**Work instructions**
Give back each entry unchanged, minus pictures.

#### Provided records

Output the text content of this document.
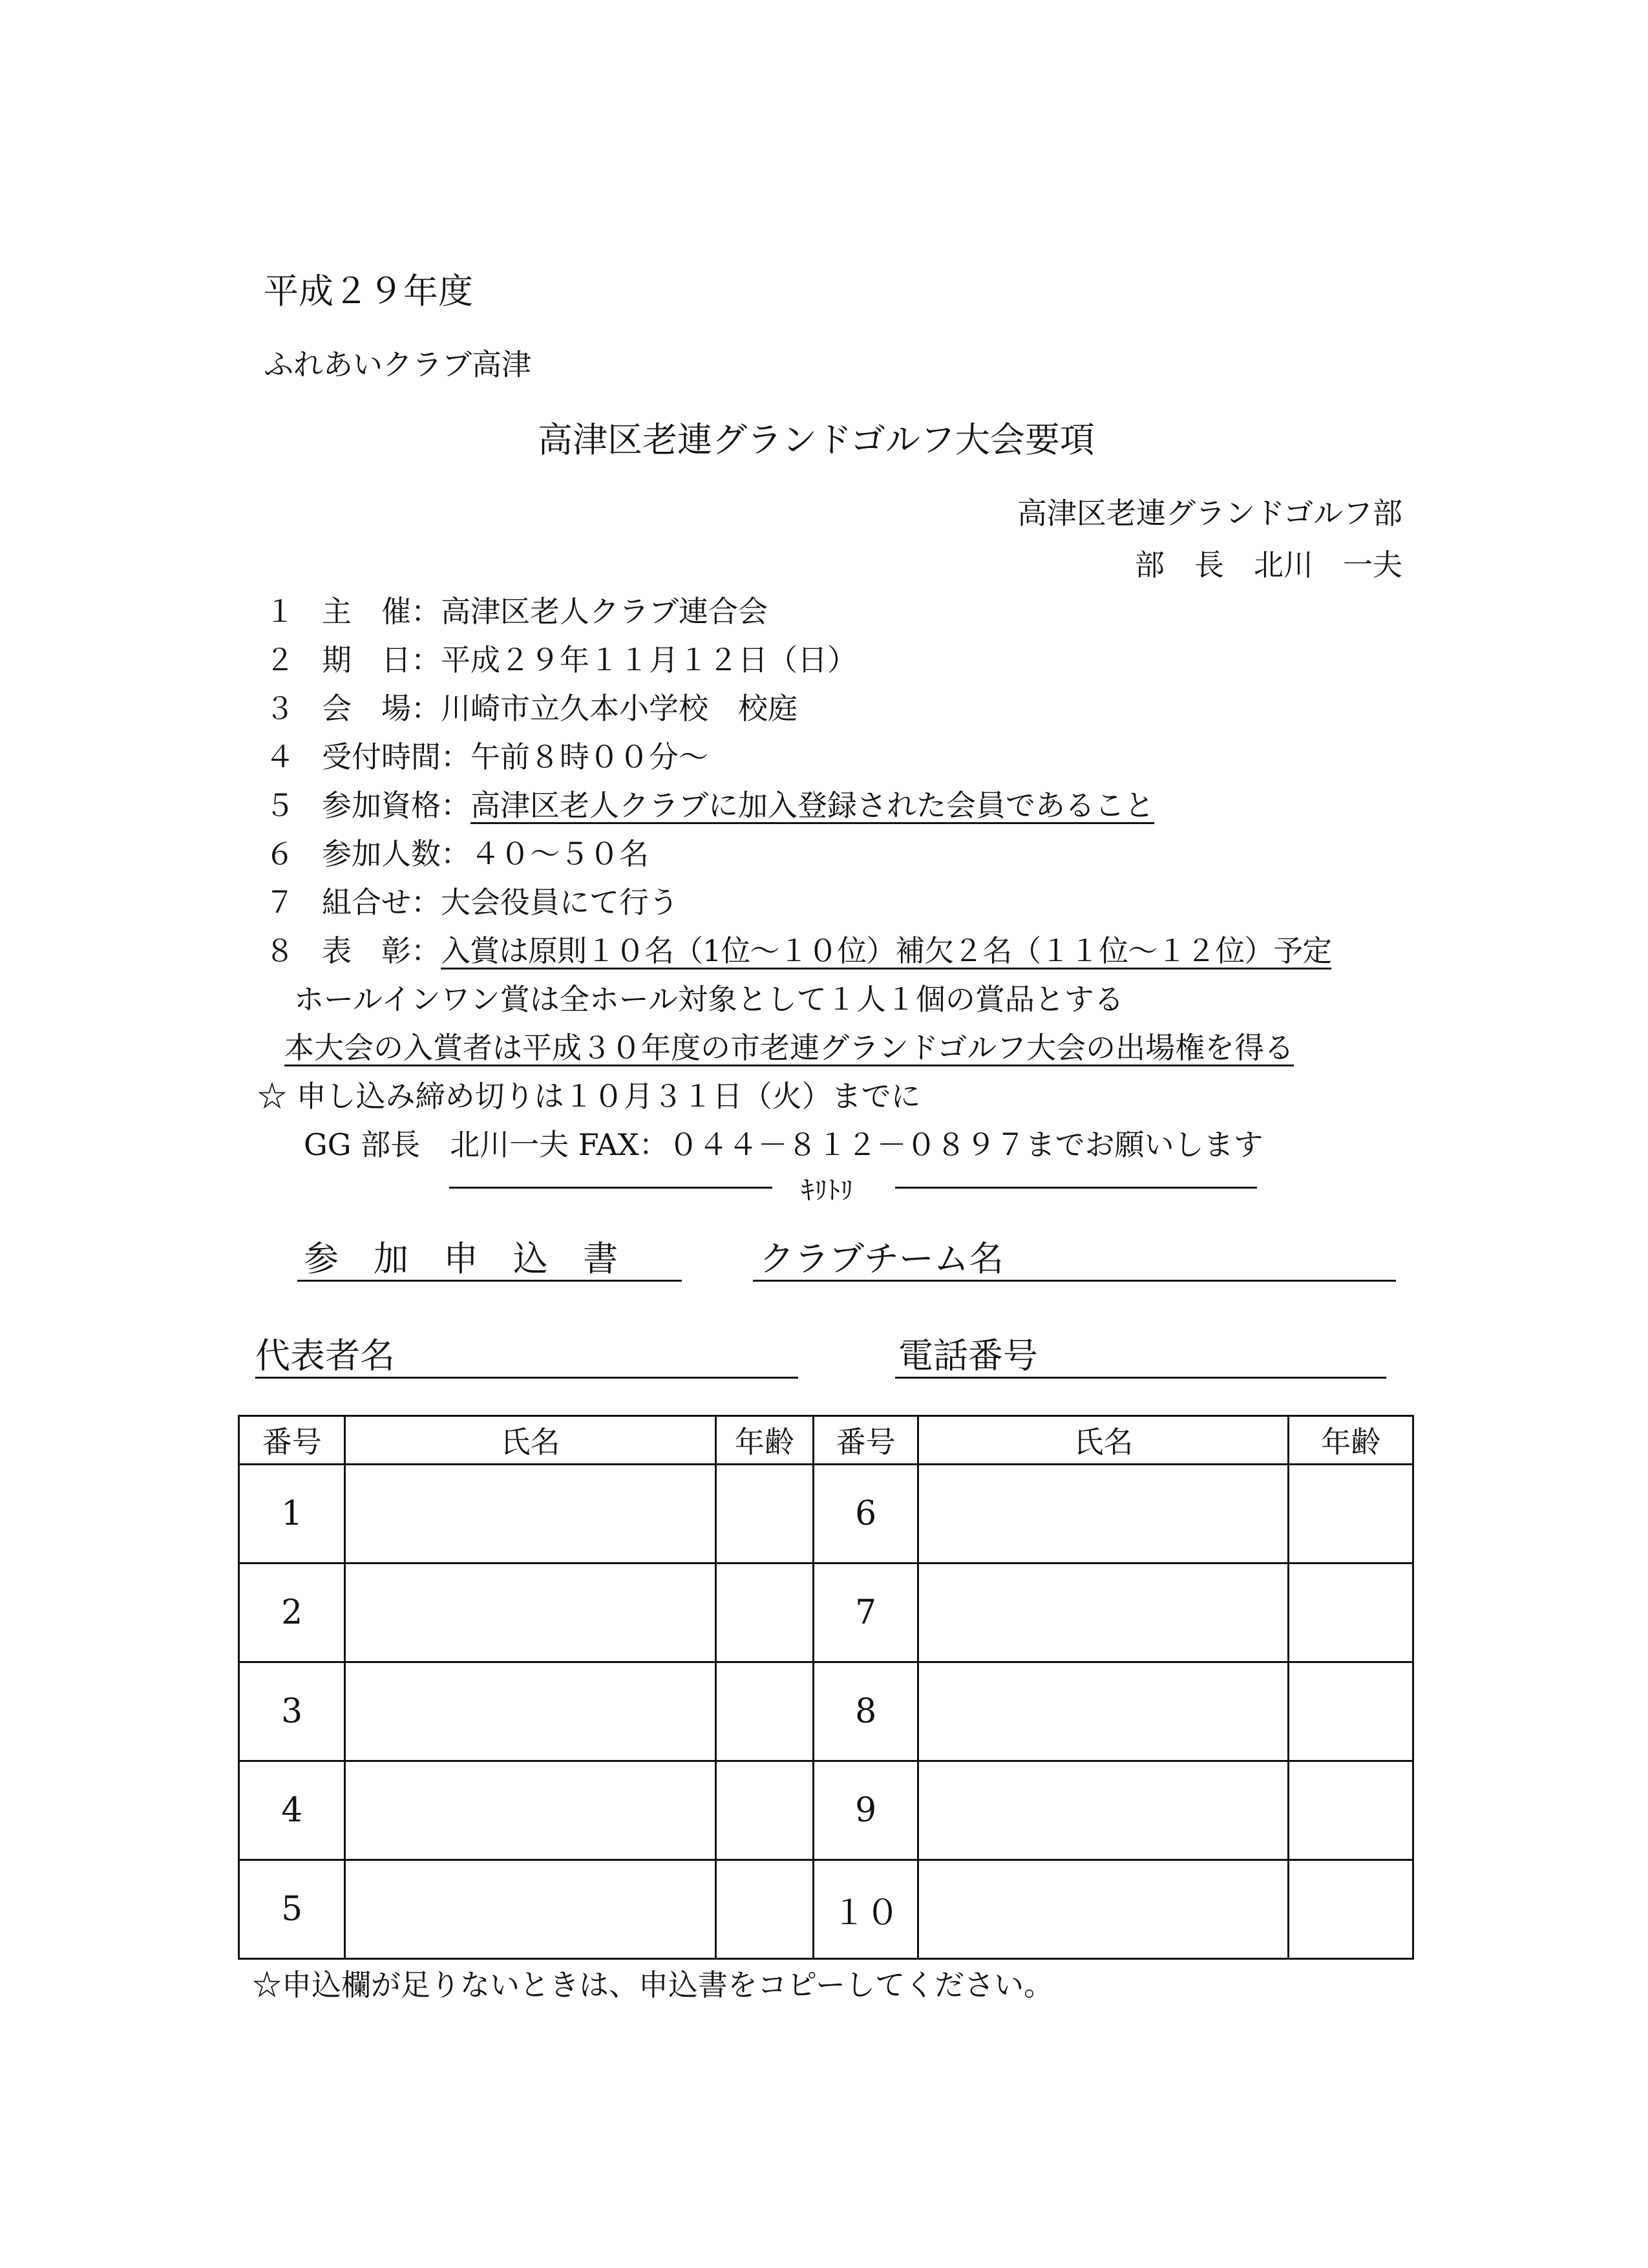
平成２９年度
ふれあいクラブ高津
高津区老連グランドゴルフ大会要項
高津区老連グランドゴルフ部
部　長　北川　一夫
１ 主　催 ： 高津区老人クラブ連合会
２ 期　日 ： 平成２９年１１月１２日（日）
３ 会　場 ： 川崎市立久本小学校　校庭
４ 受付時間 ： 午前８時００分～
５ 参加資格 ： 高津区老人クラブに加入登録された会員であること
６ 参加人数 ： ４０～５０名
７ 組合せ ： 大会役員にて行う
８ 表　彰 ： 入賞は原則１０名（1位～１０位）補欠２名（１１位～１２位）予定
ホールインワン賞は全ホール対象として１人１個の賞品とする
本大会の入賞者は平成３０年度の市老連グランドゴルフ大会の出場権を得る
☆ 申し込み締め切りは１０月３１日（火）までに
GG 部長　北川一夫 FAX：０４４－８１２－０８９７までお願いします
ｷﾘﾄﾘ
参　加　申　込　書	クラブチーム名
代表者名	電話番号
番号	氏名	年齢	番号	氏名	年齢
1			6		
2			7		
3			8		
4			9		
5			１０		
☆申込欄が足りないときは、申込書をコピーしてください。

########

**Answer for the task**
Output the text content of this document.
平成２９年度
ふれあいクラブ高津
高津区老連グランドゴルフ大会要項
高津区老連グランドゴルフ部
部　長　北川　一夫
１ 主　催 ： 高津区老人クラブ連合会
２ 期　日 ： 平成２９年１１月１２日（日）
３ 会　場 ： 川崎市立久本小学校　校庭
４ 受付時間 ： 午前８時００分～
５ 参加資格 ： 高津区老人クラブに加入登録された会員であること
６ 参加人数 ： ４０～５０名
７ 組合せ ： 大会役員にて行う
８ 表　彰 ： 入賞は原則１０名（1位～１０位）補欠２名（１１位～１２位）予定
ホールインワン賞は全ホール対象として１人１個の賞品とする
本大会の入賞者は平成３０年度の市老連グランドゴルフ大会の出場権を得る
☆ 申し込み締め切りは１０月３１日（火）までに
GG 部長　北川一夫 FAX：０４４－８１２－０８９７までお願いします
ｷﾘﾄﾘ
参　加　申　込　書	クラブチーム名
代表者名	電話番号
番号	氏名	年齢	番号	氏名	年齢
1			6		
2			7		
3			8		
4			9		
5			１０		
☆申込欄が足りないときは、申込書をコピーしてください。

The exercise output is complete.